[RECORDS FOR THE TASK]
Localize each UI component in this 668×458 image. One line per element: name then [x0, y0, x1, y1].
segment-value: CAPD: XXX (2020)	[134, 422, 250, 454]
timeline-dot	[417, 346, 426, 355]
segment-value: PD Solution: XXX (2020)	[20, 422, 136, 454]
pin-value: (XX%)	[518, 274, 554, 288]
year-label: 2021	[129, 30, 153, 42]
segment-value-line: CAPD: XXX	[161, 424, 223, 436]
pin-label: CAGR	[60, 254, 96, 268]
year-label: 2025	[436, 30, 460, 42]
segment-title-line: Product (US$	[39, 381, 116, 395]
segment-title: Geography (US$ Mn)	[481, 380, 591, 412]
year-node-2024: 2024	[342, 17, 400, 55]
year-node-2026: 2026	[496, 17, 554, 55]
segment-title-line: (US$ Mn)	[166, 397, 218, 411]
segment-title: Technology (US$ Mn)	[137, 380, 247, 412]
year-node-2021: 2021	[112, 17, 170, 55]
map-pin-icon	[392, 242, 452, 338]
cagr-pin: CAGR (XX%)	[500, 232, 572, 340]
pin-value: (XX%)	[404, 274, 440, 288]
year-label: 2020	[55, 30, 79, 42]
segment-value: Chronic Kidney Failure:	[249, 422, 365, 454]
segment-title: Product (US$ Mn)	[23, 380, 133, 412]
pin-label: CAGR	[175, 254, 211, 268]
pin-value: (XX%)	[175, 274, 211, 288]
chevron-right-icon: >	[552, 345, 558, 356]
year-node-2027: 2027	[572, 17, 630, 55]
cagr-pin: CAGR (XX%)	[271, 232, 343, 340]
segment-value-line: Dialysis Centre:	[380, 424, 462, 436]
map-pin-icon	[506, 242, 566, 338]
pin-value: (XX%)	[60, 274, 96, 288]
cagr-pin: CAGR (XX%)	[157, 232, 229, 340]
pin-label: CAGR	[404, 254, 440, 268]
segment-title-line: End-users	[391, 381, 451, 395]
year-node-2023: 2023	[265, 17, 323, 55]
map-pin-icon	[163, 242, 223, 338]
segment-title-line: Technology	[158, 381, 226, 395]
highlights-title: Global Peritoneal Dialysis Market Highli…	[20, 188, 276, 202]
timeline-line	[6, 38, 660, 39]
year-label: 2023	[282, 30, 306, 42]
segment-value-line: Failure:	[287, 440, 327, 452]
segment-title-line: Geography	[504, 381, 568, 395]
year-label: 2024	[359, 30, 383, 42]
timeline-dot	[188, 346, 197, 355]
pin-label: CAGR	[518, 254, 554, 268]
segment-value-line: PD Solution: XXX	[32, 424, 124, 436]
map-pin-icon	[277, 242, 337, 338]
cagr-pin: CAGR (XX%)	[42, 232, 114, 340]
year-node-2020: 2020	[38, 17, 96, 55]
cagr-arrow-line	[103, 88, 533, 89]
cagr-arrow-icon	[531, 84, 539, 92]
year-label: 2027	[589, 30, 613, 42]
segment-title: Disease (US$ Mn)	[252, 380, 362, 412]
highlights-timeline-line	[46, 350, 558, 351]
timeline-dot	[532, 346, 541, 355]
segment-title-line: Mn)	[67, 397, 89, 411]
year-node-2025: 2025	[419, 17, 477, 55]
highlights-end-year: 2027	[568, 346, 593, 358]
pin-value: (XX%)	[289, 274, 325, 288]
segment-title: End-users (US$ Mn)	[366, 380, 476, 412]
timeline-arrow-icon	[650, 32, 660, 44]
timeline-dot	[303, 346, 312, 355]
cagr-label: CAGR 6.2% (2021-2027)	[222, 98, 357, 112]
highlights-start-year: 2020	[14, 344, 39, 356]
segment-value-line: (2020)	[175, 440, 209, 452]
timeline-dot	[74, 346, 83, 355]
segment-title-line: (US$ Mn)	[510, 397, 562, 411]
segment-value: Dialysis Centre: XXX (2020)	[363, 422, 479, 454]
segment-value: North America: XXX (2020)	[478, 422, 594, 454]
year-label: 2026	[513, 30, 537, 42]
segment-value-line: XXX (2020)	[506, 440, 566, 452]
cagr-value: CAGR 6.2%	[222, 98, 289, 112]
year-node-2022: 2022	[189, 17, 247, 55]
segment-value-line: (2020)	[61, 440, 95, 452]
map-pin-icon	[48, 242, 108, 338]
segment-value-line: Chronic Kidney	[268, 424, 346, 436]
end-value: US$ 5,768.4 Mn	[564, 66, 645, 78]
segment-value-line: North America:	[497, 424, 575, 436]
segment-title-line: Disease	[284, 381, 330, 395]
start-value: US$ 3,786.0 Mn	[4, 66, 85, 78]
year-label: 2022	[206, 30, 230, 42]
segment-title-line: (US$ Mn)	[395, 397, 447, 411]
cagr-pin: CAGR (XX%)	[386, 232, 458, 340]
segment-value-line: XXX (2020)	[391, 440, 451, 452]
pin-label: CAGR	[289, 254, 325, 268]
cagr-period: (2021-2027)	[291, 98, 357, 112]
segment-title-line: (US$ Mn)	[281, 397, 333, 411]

[YOUR INSTRUCTIONS]
Copy the material above line for line, with every character and space unchanged.

[SOLUTION]
Localize each UI component in this 668×458 image. One line per element: name then [x0, y0, x1, y1].
segment-value: CAPD: XXX (2020)	[134, 422, 250, 454]
timeline-dot	[417, 346, 426, 355]
segment-value: PD Solution: XXX (2020)	[20, 422, 136, 454]
pin-value: (XX%)	[518, 274, 554, 288]
year-label: 2021	[129, 30, 153, 42]
segment-value-line: CAPD: XXX	[161, 424, 223, 436]
pin-label: CAGR	[60, 254, 96, 268]
year-label: 2025	[436, 30, 460, 42]
segment-title-line: Product (US$	[39, 381, 116, 395]
segment-title: Geography (US$ Mn)	[481, 380, 591, 412]
year-node-2024: 2024	[342, 17, 400, 55]
year-node-2026: 2026	[496, 17, 554, 55]
segment-title-line: (US$ Mn)	[166, 397, 218, 411]
segment-title: Technology (US$ Mn)	[137, 380, 247, 412]
year-node-2021: 2021	[112, 17, 170, 55]
map-pin-icon	[392, 242, 452, 338]
cagr-pin: CAGR (XX%)	[500, 232, 572, 340]
pin-value: (XX%)	[404, 274, 440, 288]
year-label: 2020	[55, 30, 79, 42]
segment-value: Chronic Kidney Failure:	[249, 422, 365, 454]
segment-title: Product (US$ Mn)	[23, 380, 133, 412]
pin-label: CAGR	[175, 254, 211, 268]
pin-value: (XX%)	[175, 274, 211, 288]
chevron-right-icon: >	[552, 345, 558, 356]
year-node-2027: 2027	[572, 17, 630, 55]
cagr-pin: CAGR (XX%)	[271, 232, 343, 340]
segment-value-line: Dialysis Centre:	[380, 424, 462, 436]
map-pin-icon	[506, 242, 566, 338]
pin-value: (XX%)	[60, 274, 96, 288]
cagr-pin: CAGR (XX%)	[157, 232, 229, 340]
pin-label: CAGR	[404, 254, 440, 268]
segment-title-line: End-users	[391, 381, 451, 395]
year-node-2023: 2023	[265, 17, 323, 55]
map-pin-icon	[163, 242, 223, 338]
segment-title-line: Technology	[158, 381, 226, 395]
highlights-title: Global Peritoneal Dialysis Market Highli…	[20, 188, 276, 202]
timeline-line	[6, 38, 660, 39]
year-label: 2023	[282, 30, 306, 42]
segment-value-line: Failure:	[287, 440, 327, 452]
segment-title-line: Geography	[504, 381, 568, 395]
year-label: 2024	[359, 30, 383, 42]
timeline-dot	[188, 346, 197, 355]
pin-label: CAGR	[518, 254, 554, 268]
segment-value-line: PD Solution: XXX	[32, 424, 124, 436]
map-pin-icon	[277, 242, 337, 338]
cagr-pin: CAGR (XX%)	[42, 232, 114, 340]
year-node-2020: 2020	[38, 17, 96, 55]
cagr-arrow-line	[103, 88, 533, 89]
cagr-arrow-icon	[531, 84, 539, 92]
year-label: 2027	[589, 30, 613, 42]
segment-title: Disease (US$ Mn)	[252, 380, 362, 412]
highlights-timeline-line	[46, 350, 558, 351]
timeline-dot	[532, 346, 541, 355]
segment-title-line: Mn)	[67, 397, 89, 411]
year-node-2025: 2025	[419, 17, 477, 55]
highlights-end-year: 2027	[568, 346, 593, 358]
pin-value: (XX%)	[289, 274, 325, 288]
segment-title: End-users (US$ Mn)	[366, 380, 476, 412]
timeline-arrow-icon	[650, 32, 660, 44]
timeline-dot	[303, 346, 312, 355]
cagr-label: CAGR 6.2% (2021-2027)	[222, 98, 357, 112]
highlights-start-year: 2020	[14, 344, 39, 356]
segment-value-line: (2020)	[175, 440, 209, 452]
timeline-dot	[74, 346, 83, 355]
segment-title-line: (US$ Mn)	[510, 397, 562, 411]
segment-value: Dialysis Centre: XXX (2020)	[363, 422, 479, 454]
segment-value: North America: XXX (2020)	[478, 422, 594, 454]
year-label: 2026	[513, 30, 537, 42]
segment-value-line: XXX (2020)	[506, 440, 566, 452]
cagr-value: CAGR 6.2%	[222, 98, 289, 112]
year-node-2022: 2022	[189, 17, 247, 55]
segment-value-line: (2020)	[61, 440, 95, 452]
map-pin-icon	[48, 242, 108, 338]
segment-value-line: Chronic Kidney	[268, 424, 346, 436]
end-value: US$ 5,768.4 Mn	[564, 66, 645, 78]
segment-value-line: North America:	[497, 424, 575, 436]
segment-title-line: Disease	[284, 381, 330, 395]
start-value: US$ 3,786.0 Mn	[4, 66, 85, 78]
year-label: 2022	[206, 30, 230, 42]
segment-title-line: (US$ Mn)	[395, 397, 447, 411]
cagr-pin: CAGR (XX%)	[386, 232, 458, 340]
segment-value-line: XXX (2020)	[391, 440, 451, 452]
pin-label: CAGR	[289, 254, 325, 268]
cagr-period: (2021-2027)	[291, 98, 357, 112]
segment-title-line: (US$ Mn)	[281, 397, 333, 411]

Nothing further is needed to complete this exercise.